_EXERCISE_
Copy out all the entries exactly.

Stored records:
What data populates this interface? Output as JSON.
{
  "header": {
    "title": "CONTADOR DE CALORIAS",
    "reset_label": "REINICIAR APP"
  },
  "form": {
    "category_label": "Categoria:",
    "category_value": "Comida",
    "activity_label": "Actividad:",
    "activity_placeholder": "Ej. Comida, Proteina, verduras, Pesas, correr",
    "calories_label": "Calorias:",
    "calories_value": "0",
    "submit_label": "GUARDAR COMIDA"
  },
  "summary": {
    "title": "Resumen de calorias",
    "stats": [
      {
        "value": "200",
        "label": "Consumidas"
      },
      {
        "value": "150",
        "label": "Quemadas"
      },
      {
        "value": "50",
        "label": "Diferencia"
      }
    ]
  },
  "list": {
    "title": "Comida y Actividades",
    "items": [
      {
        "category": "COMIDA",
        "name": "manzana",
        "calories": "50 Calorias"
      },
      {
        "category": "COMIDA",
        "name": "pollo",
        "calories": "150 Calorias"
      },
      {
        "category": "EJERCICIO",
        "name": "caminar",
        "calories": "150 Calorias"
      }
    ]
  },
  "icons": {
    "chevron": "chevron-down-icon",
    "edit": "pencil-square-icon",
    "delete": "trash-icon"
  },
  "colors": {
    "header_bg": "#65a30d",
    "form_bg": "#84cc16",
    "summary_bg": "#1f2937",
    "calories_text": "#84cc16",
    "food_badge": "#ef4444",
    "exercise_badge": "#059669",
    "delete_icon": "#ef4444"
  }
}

_TASK RESULT_
What data populates this interface? Output as JSON.
{
  "header": {
    "title": "CONTADOR DE CALORIAS",
    "reset_label": "REINICIAR APP"
  },
  "form": {
    "category_label": "Categoria:",
    "category_value": "Comida",
    "activity_label": "Actividad:",
    "activity_placeholder": "Ej. Comida, Proteina, verduras, Pesas, correr",
    "calories_label": "Calorias:",
    "calories_value": "0",
    "submit_label": "GUARDAR COMIDA"
  },
  "summary": {
    "title": "Resumen de calorias",
    "stats": [
      {
        "value": "200",
        "label": "Consumidas"
      },
      {
        "value": "150",
        "label": "Quemadas"
      },
      {
        "value": "50",
        "label": "Diferencia"
      }
    ]
  },
  "list": {
    "title": "Comida y Actividades",
    "items": [
      {
        "category": "COMIDA",
        "name": "manzana",
        "calories": "50 Calorias"
      },
      {
        "category": "COMIDA",
        "name": "pollo",
        "calories": "150 Calorias"
      },
      {
        "category": "EJERCICIO",
        "name": "caminar",
        "calories": "150 Calorias"
      }
    ]
  },
  "icons": {
    "chevron": "chevron-down-icon",
    "edit": "pencil-square-icon",
    "delete": "trash-icon"
  },
  "colors": {
    "header_bg": "#65a30d",
    "form_bg": "#84cc16",
    "summary_bg": "#1f2937",
    "calories_text": "#84cc16",
    "food_badge": "#ef4444",
    "exercise_badge": "#059669",
    "delete_icon": "#ef4444"
  }
}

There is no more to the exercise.